### Exercise input

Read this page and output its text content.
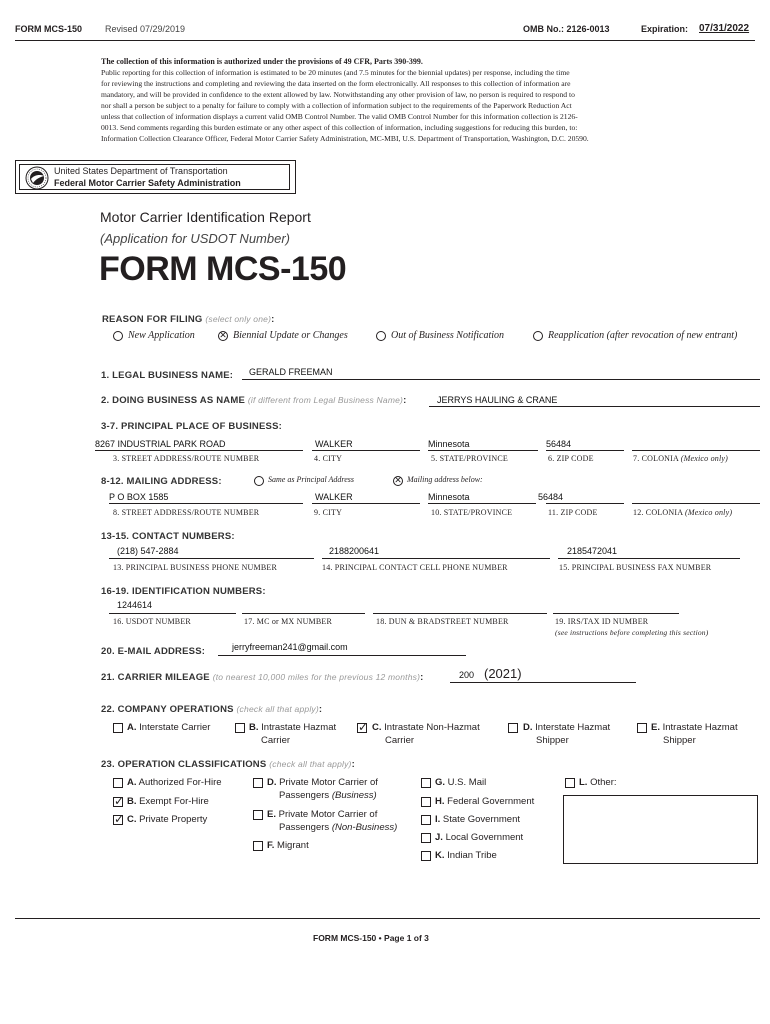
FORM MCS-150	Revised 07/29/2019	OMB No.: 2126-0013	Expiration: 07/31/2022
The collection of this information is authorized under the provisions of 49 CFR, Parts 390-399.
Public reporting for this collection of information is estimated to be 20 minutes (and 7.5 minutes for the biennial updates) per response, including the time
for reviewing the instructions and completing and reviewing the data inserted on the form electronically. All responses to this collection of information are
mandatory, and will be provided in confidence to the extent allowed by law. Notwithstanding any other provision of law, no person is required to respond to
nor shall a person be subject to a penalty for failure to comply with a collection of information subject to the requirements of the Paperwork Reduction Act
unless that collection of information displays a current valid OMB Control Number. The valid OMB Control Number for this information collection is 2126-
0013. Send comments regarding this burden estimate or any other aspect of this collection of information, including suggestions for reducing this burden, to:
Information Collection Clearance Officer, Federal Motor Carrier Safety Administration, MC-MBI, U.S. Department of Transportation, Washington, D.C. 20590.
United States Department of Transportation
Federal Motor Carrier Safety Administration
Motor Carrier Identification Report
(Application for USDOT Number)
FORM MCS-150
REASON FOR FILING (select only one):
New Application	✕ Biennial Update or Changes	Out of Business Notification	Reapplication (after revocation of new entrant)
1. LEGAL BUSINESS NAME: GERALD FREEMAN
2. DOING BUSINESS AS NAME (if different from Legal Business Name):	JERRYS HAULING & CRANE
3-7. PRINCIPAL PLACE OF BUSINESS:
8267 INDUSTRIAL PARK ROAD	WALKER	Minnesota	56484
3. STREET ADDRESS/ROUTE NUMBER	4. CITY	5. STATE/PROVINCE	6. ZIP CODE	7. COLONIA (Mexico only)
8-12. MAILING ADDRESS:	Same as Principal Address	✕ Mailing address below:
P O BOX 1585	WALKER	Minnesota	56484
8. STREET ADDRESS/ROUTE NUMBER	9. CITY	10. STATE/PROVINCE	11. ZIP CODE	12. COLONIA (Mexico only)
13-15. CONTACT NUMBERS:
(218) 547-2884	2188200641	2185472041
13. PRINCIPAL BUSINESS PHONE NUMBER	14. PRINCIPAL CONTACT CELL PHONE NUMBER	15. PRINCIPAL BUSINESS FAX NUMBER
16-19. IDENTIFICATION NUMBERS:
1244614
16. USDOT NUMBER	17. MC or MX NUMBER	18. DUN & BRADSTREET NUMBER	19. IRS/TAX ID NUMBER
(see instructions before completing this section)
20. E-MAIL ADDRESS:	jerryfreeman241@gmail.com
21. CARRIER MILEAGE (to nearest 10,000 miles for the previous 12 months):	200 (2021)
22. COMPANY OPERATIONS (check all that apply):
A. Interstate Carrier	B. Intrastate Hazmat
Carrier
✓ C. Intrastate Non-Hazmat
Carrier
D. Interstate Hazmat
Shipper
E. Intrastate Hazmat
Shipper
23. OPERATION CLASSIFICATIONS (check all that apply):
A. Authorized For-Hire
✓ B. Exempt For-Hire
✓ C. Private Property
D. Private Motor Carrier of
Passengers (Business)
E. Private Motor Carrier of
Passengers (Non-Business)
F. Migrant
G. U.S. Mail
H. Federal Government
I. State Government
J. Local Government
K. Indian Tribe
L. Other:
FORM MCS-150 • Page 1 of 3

######
### Exercise input

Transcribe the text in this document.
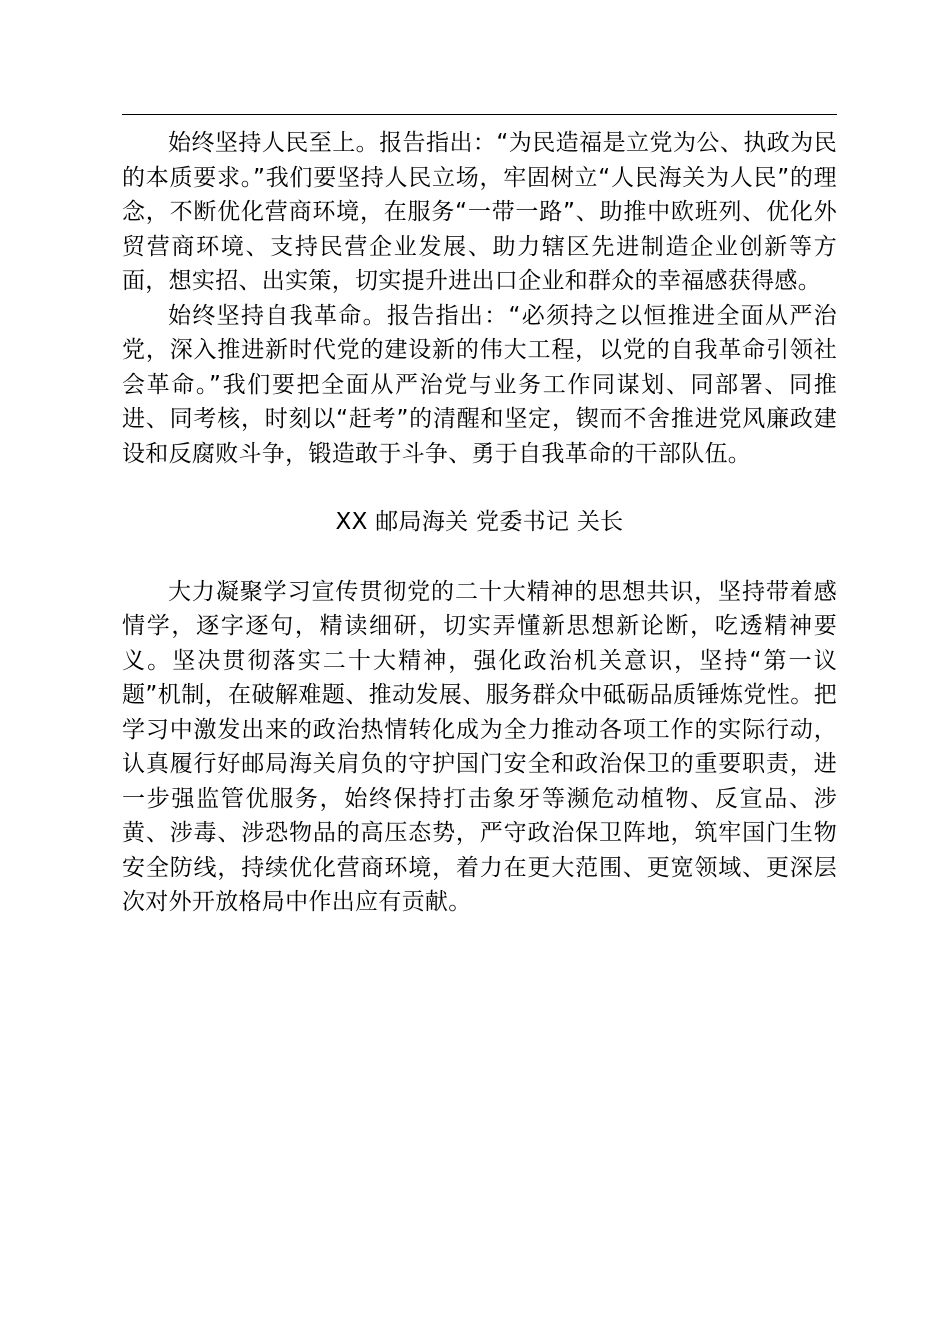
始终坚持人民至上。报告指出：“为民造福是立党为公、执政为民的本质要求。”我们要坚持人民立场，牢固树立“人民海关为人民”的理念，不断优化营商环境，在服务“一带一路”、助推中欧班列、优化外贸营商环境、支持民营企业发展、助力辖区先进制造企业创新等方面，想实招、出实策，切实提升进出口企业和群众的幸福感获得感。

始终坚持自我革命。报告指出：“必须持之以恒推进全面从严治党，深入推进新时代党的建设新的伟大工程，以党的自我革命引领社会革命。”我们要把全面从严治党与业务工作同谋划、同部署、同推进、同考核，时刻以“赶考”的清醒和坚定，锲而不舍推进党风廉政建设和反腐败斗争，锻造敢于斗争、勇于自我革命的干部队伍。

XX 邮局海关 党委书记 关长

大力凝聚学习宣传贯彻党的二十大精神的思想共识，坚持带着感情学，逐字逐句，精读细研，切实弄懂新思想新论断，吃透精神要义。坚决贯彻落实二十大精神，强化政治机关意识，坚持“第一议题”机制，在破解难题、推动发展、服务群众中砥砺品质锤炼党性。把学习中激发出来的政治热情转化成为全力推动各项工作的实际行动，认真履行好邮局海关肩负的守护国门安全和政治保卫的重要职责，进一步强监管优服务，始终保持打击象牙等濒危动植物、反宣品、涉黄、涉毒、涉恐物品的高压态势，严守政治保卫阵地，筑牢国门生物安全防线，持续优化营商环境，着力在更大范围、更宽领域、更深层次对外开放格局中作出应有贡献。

######

Check each line above for "Application" and return the ones that have it.

[Final answer]
(Application for USDOT Number)
New Application	✕ Biennial Update or Changes	Out of Business Notification	Reapplication (after revocation of new entrant)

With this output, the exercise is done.